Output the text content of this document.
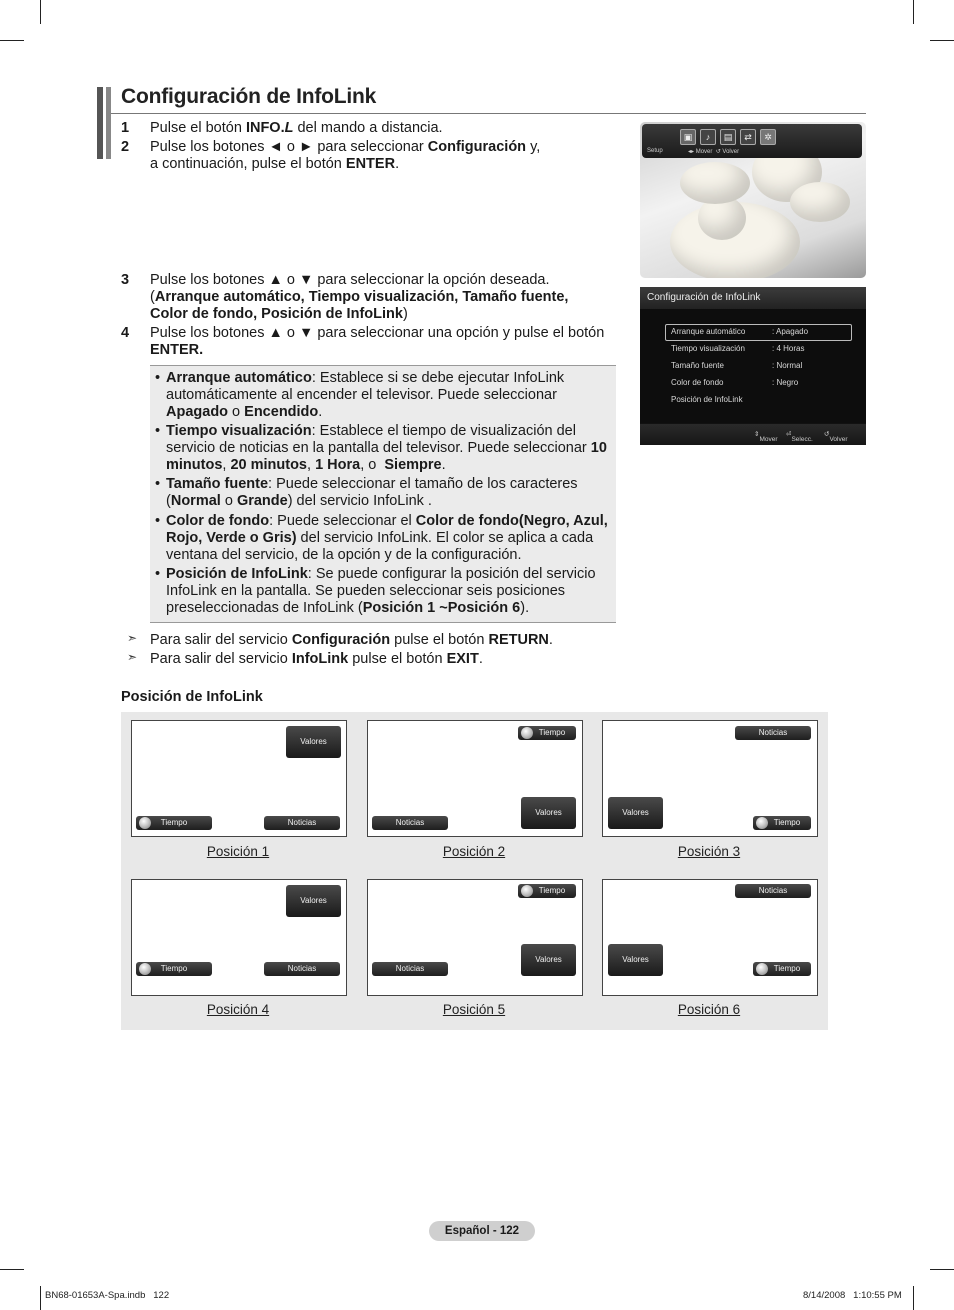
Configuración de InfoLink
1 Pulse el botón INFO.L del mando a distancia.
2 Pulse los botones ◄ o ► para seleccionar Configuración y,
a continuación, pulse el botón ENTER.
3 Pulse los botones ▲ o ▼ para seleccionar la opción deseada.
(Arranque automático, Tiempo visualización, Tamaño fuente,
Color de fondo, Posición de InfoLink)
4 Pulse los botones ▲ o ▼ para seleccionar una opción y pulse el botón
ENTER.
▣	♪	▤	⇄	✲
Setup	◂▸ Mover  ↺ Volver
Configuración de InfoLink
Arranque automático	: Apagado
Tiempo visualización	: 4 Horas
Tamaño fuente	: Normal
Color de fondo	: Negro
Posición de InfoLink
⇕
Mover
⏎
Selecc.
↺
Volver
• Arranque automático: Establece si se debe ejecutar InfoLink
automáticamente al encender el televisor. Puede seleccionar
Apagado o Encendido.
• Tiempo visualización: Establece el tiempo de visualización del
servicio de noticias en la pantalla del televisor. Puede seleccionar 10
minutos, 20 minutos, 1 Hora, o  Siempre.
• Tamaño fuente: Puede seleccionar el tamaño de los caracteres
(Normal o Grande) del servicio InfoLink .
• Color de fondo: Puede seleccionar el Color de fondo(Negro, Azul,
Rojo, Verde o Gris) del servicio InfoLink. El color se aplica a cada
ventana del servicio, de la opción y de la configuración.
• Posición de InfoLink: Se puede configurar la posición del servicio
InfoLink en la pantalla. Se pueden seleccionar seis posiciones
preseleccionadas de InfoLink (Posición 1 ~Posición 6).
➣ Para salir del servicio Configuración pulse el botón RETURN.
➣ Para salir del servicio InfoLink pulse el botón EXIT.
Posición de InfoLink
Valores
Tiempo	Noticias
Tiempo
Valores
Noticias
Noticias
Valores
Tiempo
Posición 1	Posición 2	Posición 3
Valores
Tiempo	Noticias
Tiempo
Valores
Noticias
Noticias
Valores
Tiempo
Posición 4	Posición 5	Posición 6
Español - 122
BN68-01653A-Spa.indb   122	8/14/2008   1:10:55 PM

━━━

- _Task goal_
Keep the pictures out of the copy and write out the data exactly as it stands.

- _Final result_
Output the text content of this document.
Configuración de InfoLink
1 Pulse el botón INFO.L del mando a distancia.
2 Pulse los botones ◄ o ► para seleccionar Configuración y,
a continuación, pulse el botón ENTER.
3 Pulse los botones ▲ o ▼ para seleccionar la opción deseada.
(Arranque automático, Tiempo visualización, Tamaño fuente,
Color de fondo, Posición de InfoLink)
4 Pulse los botones ▲ o ▼ para seleccionar una opción y pulse el botón
ENTER.
▣	♪	▤	⇄	✲
Setup	◂▸ Mover  ↺ Volver
Configuración de InfoLink
Arranque automático	: Apagado
Tiempo visualización	: 4 Horas
Tamaño fuente	: Normal
Color de fondo	: Negro
Posición de InfoLink
⇕
Mover
⏎
Selecc.
↺
Volver
• Arranque automático: Establece si se debe ejecutar InfoLink
automáticamente al encender el televisor. Puede seleccionar
Apagado o Encendido.
• Tiempo visualización: Establece el tiempo de visualización del
servicio de noticias en la pantalla del televisor. Puede seleccionar 10
minutos, 20 minutos, 1 Hora, o  Siempre.
• Tamaño fuente: Puede seleccionar el tamaño de los caracteres
(Normal o Grande) del servicio InfoLink .
• Color de fondo: Puede seleccionar el Color de fondo(Negro, Azul,
Rojo, Verde o Gris) del servicio InfoLink. El color se aplica a cada
ventana del servicio, de la opción y de la configuración.
• Posición de InfoLink: Se puede configurar la posición del servicio
InfoLink en la pantalla. Se pueden seleccionar seis posiciones
preseleccionadas de InfoLink (Posición 1 ~Posición 6).
➣ Para salir del servicio Configuración pulse el botón RETURN.
➣ Para salir del servicio InfoLink pulse el botón EXIT.
Posición de InfoLink
Valores
Tiempo	Noticias
Tiempo
Valores
Noticias
Noticias
Valores
Tiempo
Posición 1	Posición 2	Posición 3
Valores
Tiempo	Noticias
Tiempo
Valores
Noticias
Noticias
Valores
Tiempo
Posición 4	Posición 5	Posición 6
Español - 122
BN68-01653A-Spa.indb   122	8/14/2008   1:10:55 PM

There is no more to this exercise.